Task objective >> Present the following entries again, word for word and in full.

Begin

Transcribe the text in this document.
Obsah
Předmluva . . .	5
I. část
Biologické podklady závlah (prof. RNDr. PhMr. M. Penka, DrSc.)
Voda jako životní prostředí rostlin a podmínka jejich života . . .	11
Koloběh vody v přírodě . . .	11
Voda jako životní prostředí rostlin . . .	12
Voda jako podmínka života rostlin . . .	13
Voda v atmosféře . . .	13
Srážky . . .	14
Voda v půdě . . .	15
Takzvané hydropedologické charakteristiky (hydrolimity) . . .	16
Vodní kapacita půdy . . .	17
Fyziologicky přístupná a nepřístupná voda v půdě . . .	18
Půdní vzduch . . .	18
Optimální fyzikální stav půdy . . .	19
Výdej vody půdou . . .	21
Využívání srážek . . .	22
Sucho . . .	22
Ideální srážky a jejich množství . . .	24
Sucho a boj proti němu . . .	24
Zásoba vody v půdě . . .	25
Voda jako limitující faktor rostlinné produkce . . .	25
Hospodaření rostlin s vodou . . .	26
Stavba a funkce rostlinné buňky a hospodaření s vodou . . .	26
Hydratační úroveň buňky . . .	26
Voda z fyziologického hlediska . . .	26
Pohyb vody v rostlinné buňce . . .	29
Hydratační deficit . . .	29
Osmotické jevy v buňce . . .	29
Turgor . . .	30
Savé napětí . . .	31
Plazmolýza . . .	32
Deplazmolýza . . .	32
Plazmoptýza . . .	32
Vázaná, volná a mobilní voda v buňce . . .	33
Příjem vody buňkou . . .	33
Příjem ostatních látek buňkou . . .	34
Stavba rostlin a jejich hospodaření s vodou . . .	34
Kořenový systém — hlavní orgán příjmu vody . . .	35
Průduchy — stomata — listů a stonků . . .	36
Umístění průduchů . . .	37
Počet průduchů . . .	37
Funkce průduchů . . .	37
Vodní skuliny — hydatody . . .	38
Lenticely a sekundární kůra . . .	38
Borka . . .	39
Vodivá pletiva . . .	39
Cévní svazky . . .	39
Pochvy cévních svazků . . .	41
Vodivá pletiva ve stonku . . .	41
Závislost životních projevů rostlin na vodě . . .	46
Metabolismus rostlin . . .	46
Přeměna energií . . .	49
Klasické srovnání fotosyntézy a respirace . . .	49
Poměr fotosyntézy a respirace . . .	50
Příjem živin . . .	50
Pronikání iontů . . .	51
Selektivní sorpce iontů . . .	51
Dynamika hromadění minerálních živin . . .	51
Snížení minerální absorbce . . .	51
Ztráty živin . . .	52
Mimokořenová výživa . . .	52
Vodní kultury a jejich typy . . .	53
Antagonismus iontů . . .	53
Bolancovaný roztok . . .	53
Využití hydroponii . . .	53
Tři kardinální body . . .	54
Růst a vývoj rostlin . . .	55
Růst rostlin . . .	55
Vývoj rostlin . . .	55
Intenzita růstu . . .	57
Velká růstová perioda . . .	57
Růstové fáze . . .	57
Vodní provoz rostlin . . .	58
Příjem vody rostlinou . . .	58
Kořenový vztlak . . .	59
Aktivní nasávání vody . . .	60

End

Complete output >>
Transcribe the text in this document.
Obsah
Předmluva . . .	5
I. část
Biologické podklady závlah (prof. RNDr. PhMr. M. Penka, DrSc.)
Voda jako životní prostředí rostlin a podmínka jejich života . . .	11
Koloběh vody v přírodě . . .	11
Voda jako životní prostředí rostlin . . .	12
Voda jako podmínka života rostlin . . .	13
Voda v atmosféře . . .	13
Srážky . . .	14
Voda v půdě . . .	15
Takzvané hydropedologické charakteristiky (hydrolimity) . . .	16
Vodní kapacita půdy . . .	17
Fyziologicky přístupná a nepřístupná voda v půdě . . .	18
Půdní vzduch . . .	18
Optimální fyzikální stav půdy . . .	19
Výdej vody půdou . . .	21
Využívání srážek . . .	22
Sucho . . .	22
Ideální srážky a jejich množství . . .	24
Sucho a boj proti němu . . .	24
Zásoba vody v půdě . . .	25
Voda jako limitující faktor rostlinné produkce . . .	25
Hospodaření rostlin s vodou . . .	26
Stavba a funkce rostlinné buňky a hospodaření s vodou . . .	26
Hydratační úroveň buňky . . .	26
Voda z fyziologického hlediska . . .	26
Pohyb vody v rostlinné buňce . . .	29
Hydratační deficit . . .	29
Osmotické jevy v buňce . . .	29
Turgor . . .	30
Savé napětí . . .	31
Plazmolýza . . .	32
Deplazmolýza . . .	32
Plazmoptýza . . .	32
Vázaná, volná a mobilní voda v buňce . . .	33
Příjem vody buňkou . . .	33
Příjem ostatních látek buňkou . . .	34
Stavba rostlin a jejich hospodaření s vodou . . .	34
Kořenový systém — hlavní orgán příjmu vody . . .	35
Průduchy — stomata — listů a stonků . . .	36
Umístění průduchů . . .	37
Počet průduchů . . .	37
Funkce průduchů . . .	37
Vodní skuliny — hydatody . . .	38
Lenticely a sekundární kůra . . .	38
Borka . . .	39
Vodivá pletiva . . .	39
Cévní svazky . . .	39
Pochvy cévních svazků . . .	41
Vodivá pletiva ve stonku . . .	41
Závislost životních projevů rostlin na vodě . . .	46
Metabolismus rostlin . . .	46
Přeměna energií . . .	49
Klasické srovnání fotosyntézy a respirace . . .	49
Poměr fotosyntézy a respirace . . .	50
Příjem živin . . .	50
Pronikání iontů . . .	51
Selektivní sorpce iontů . . .	51
Dynamika hromadění minerálních živin . . .	51
Snížení minerální absorbce . . .	51
Ztráty živin . . .	52
Mimokořenová výživa . . .	52
Vodní kultury a jejich typy . . .	53
Antagonismus iontů . . .	53
Bolancovaný roztok . . .	53
Využití hydroponii . . .	53
Tři kardinální body . . .	54
Růst a vývoj rostlin . . .	55
Růst rostlin . . .	55
Vývoj rostlin . . .	55
Intenzita růstu . . .	57
Velká růstová perioda . . .	57
Růstové fáze . . .	57
Vodní provoz rostlin . . .	58
Příjem vody rostlinou . . .	58
Kořenový vztlak . . .	59
Aktivní nasávání vody . . .	60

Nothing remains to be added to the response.